**VORGEGEBENER TEXT:**
Hugo Schuchardt an Malvine Schuchardt (05-10324)
von Hugo Schuchardt
14. 06. 1887
Deutsch
Schlagwörter: Baskisch
Zitiervorschlag: Hugo Schuchardt an Malvine Schuchardt (05-10324). Sare, 14. 06. 1887. Hrsg. von Bernhard Hurch (2016). In: Bernhard Hurch (Hrsg.): Hugo Schuchardt Archiv. Online unter https://gams.uni-graz.at/o:hsa.letter.4605, abgerufen am 25. 09. 2023. Handle: hdl.handle.net/11471/518.10.1.4605.
Sare, 14 Juni 1887
Rasch vor Abgang der Post einige Zeilen an meine theuere Mama weniger um ihr Neues zu erzählen als um sie zu rascherem Tempo der Genesung und munterer Laune anzuregen. Vor allem ordentlichen Appetit kriegen ! Dein Sohn kann sich schon ein bischen Fasten erlauben; das Bäuchlein ist ganz geschwunden und vielleicht ist das für das Gesammtbefinden besser. – Das schon bejahrte Ehepaar in deren Haus ich wohne ist neulich |2| zurückgekehrt, ich befinde mich aber deshalb nicht schlechter. +) Es sind höchst gemüthliche Leute; und ich bin wirklich hier so zu Hause, wie ich es, als Fremder, nirgendwo mehr sein könnte. Für Jemanden der nicht das Interesse am Baskischen hätte, wäre freilich das Leben hier etwas zu monoton. Von Ereignissen lässt sich eigentlich nur die Fronleichnamsprocession erwähnen; nach derselben war Familiendiner bei meinen Hausherrn zu dem ich auch zugezogen war (sonst speise ich um 1 Uhr allein in demselben Lokal wo jene um 12 Uhr speisen). |3| Ländliche Verwandte! die Männer behielten während des Essens die Barette auf dem Kopf, wahrscheinlich um sich für die lange Entblössung desselben während der Procession schadlos zu halten. – Wir haben jetzt eine sehr anständige Hitze. Ich bin heute um 5 Uhr aufgestanden und einen der nächsten Berge hinangeklommen; ich fand es aber bald zu heiss und war 1/2 7 Uhr schon wieder zu Hause. Das Studium des Baskischen kostet unter solchen Umständen noch mehr Schweiss |4| als sonst. Mein Schuster muss sehr viel Geduld mit mir haben.
Mit tausend Grüssen
Dein treuer Sohn
+) Ich bezahle für meine Gemächer 40 frs. den Monat, dazu 10 fr. für Bereitung der von mir angeschafften Nahrungsmittel. Das ist doch billig genug!

**DATENAUSZÜGE:**

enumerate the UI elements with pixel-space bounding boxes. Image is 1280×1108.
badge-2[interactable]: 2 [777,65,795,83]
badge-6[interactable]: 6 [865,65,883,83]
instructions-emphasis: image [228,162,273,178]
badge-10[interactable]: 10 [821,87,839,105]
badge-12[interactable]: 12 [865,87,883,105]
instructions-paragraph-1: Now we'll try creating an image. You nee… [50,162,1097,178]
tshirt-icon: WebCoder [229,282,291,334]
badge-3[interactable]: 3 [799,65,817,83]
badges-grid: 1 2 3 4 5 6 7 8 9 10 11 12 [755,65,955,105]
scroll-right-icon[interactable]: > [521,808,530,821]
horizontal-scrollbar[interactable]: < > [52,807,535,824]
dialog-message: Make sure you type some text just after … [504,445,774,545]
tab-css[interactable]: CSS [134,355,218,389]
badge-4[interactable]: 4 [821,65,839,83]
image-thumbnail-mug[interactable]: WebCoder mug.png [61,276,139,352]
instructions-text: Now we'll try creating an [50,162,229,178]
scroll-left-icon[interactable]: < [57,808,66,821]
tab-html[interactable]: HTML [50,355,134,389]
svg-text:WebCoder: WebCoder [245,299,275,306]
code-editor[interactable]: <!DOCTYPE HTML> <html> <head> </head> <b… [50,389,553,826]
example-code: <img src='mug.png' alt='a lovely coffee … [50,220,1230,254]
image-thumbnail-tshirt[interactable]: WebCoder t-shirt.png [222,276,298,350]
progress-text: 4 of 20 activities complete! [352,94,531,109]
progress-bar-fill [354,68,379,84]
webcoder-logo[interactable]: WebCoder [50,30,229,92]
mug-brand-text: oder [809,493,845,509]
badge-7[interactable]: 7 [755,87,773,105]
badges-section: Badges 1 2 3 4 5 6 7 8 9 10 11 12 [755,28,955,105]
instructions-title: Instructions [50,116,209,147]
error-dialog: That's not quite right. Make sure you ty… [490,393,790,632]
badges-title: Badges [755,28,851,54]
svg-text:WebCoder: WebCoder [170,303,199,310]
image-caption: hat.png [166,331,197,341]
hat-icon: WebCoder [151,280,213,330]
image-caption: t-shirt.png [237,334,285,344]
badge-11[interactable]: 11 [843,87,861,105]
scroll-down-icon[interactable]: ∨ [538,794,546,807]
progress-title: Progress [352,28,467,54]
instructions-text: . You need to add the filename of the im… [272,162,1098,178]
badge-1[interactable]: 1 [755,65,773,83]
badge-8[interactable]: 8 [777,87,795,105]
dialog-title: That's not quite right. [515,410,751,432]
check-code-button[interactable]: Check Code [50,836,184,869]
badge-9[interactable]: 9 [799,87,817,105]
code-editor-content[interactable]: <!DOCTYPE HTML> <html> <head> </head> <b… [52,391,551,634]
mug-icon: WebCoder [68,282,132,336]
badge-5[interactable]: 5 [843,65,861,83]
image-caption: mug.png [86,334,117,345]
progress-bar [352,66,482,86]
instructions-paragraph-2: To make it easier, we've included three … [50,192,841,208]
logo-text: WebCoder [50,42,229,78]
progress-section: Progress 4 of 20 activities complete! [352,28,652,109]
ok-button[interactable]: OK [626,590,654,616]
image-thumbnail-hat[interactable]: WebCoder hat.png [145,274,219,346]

**ZU ERLEDIGENDE AUFGABE:** Liste alle im vorgegebenen Text genannten Uhrzeiten auf und gib zu jeder an, was der Text zu diesem Zeitpunkt festhält.

**ANTWORTFELD:**
- 1 Uhr: Der Schreiber speist sonst allein in demselben Lokal wie seine Hausherren.
- 12 Uhr: Die Hausherren speisen in diesem Lokal.
- 5 Uhr: Der Schreiber ist heute aufgestanden und einen der nächsten Berge hinaufgestiegen.
- 1/2 7 Uhr: Der Schreiber war wegen der Hitze schon wieder zu Hause.